* start EXTRACTED DATA *

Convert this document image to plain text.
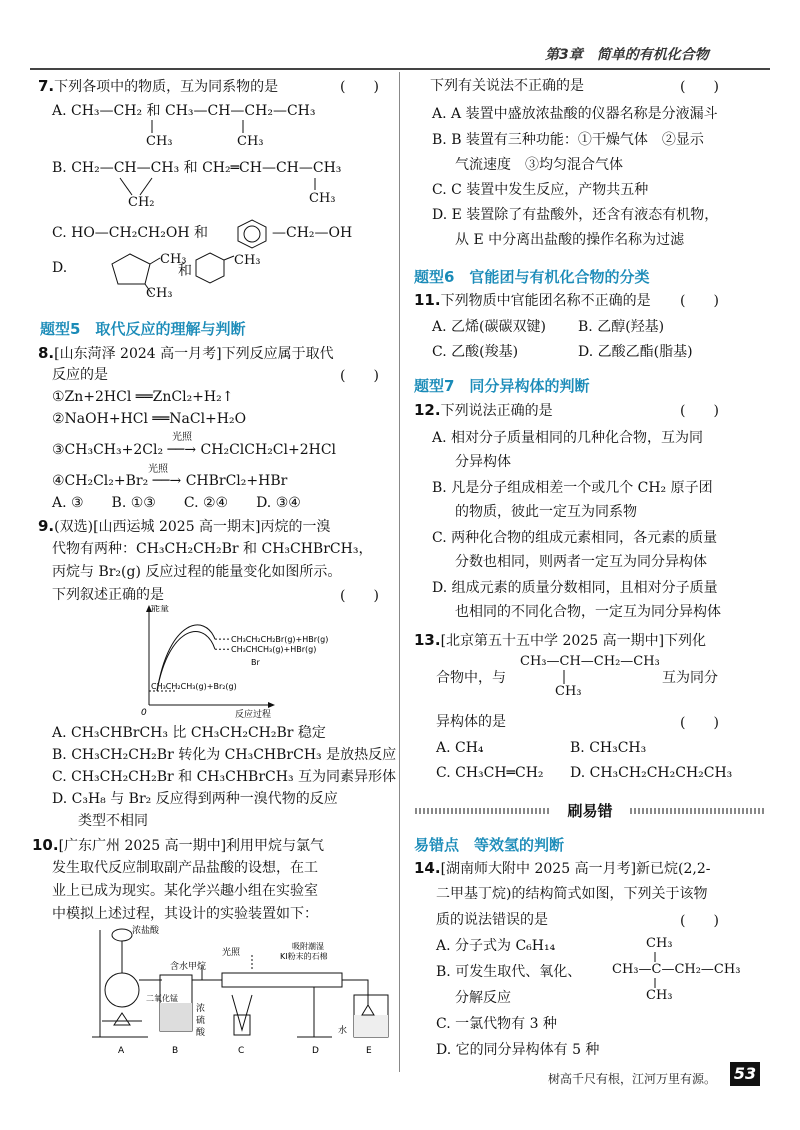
第3章　简单的有机化合物
7.下列各项中的物质，互为同系物的是	(　　)
A. CH₃—CH₂ 和 CH₃—CH—CH₂—CH₃
CH₃	CH₃
B. CH₂—CH—CH₃ 和 CH₂═CH—CH—CH₃
CH₂	CH₃
C. HO—CH₂CH₂OH 和	—CH₂—OH
D.
CH₃
CH₃
和
CH₃
题型5　取代反应的理解与判断
8.[山东菏泽 2024 高一月考]下列反应属于取代
反应的是	(　　)
①Zn+2HCl ══ZnCl₂+H₂↑
②NaOH+HCl ══NaCl+H₂O
光照
③CH₃CH₃+2Cl₂ ──→ CH₂ClCH₂Cl+2HCl
光照
④CH₂Cl₂+Br₂ ──→ CHBrCl₂+HBr
A. ③　　B. ①③　　C. ②④　　D. ③④
9.(双选)[山西运城 2025 高一期末]丙烷的一溴
代物有两种：CH₃CH₂CH₂Br 和 CH₃CHBrCH₃，
丙烷与 Br₂(g) 反应过程的能量变化如图所示。
下列叙述正确的是	(　　)
能量
0	反应过程
CH₃CH₂CH₃(g)+Br₂(g)
CH₃CH₂CH₂Br(g)+HBr(g)
CH₃CHCH₃(g)+HBr(g)
Br
A. CH₃CHBrCH₃ 比 CH₃CH₂CH₂Br 稳定
B. CH₃CH₂CH₂Br 转化为 CH₃CHBrCH₃ 是放热反应
C. CH₃CH₂CH₂Br 和 CH₃CHBrCH₃ 互为同素异形体
D. C₃H₈ 与 Br₂ 反应得到两种一溴代物的反应
类型不相同
10.[广东广州 2025 高一期中]利用甲烷与氯气
发生取代反应制取副产品盐酸的设想，在工
业上已成为现实。某化学兴趣小组在实验室
中模拟上述过程，其设计的实验装置如下：
浓盐酸
二氧化锰
含水甲烷
光照
吸附潮湿
KI粉末的石棉
浓
硫
酸	水
A	B	C	D	E
下列有关说法不正确的是	(　　)
A. A 装置中盛放浓盐酸的仪器名称是分液漏斗
B. B 装置有三种功能：①干燥气体　②显示
气流速度　③均匀混合气体
C. C 装置中发生反应，产物共五种
D. E 装置除了有盐酸外，还含有液态有机物，
从 E 中分离出盐酸的操作名称为过滤
题型6　官能团与有机化合物的分类
11.下列物质中官能团名称不正确的是 (　　)
A. 乙烯(碳碳双键) B. 乙醇(羟基)
C. 乙酸(羧基)	D. 乙酸乙酯(脂基)
题型7　同分异构体的判断
12.下列说法正确的是	(　　)
A. 相对分子质量相同的几种化合物，互为同
分异构体
B. 凡是分子组成相差一个或几个 CH₂ 原子团
的物质，彼此一定互为同系物
C. 两种化合物的组成元素相同，各元素的质量
分数也相同，则两者一定互为同分异构体
D. 组成元素的质量分数相同，且相对分子质量
也相同的不同化合物，一定互为同分异构体
13.[北京第五十五中学 2025 高一期中]下列化
合物中，与
CH₃—CH—CH₂—CH₃
CH₃
互为同分
异构体的是	(　　)
A. CH₄	B. CH₃CH₃
C. CH₃CH═CH₂ D. CH₃CH₂CH₂CH₂CH₃
刷易错
易错点　等效氢的判断
14.[湖南师大附中 2025 高一月考]新已烷(2,2-
二甲基丁烷)的结构简式如图，下列关于该物
质的说法错误的是	(　　)
A. 分子式为 C₆H₁₄
B. 可发生取代、氧化、
分解反应
C. 一氯代物有 3 种
D. 它的同分异构体有 5 种
CH₃
CH₃—C—CH₂—CH₃
CH₃
树高千尺有根，江河万里有源。 53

* end EXTRACTED DATA *

| STATED GOAL |
Look through the data above. Find each line with the string "CH₃CHBrCH₃" and copy it.

| EXERCISE SOLUTION |
代物有两种：CH₃CH₂CH₂Br 和 CH₃CHBrCH₃，
A. CH₃CHBrCH₃ 比 CH₃CH₂CH₂Br 稳定
B. CH₃CH₂CH₂Br 转化为 CH₃CHBrCH₃ 是放热反应
C. CH₃CH₂CH₂Br 和 CH₃CHBrCH₃ 互为同素异形体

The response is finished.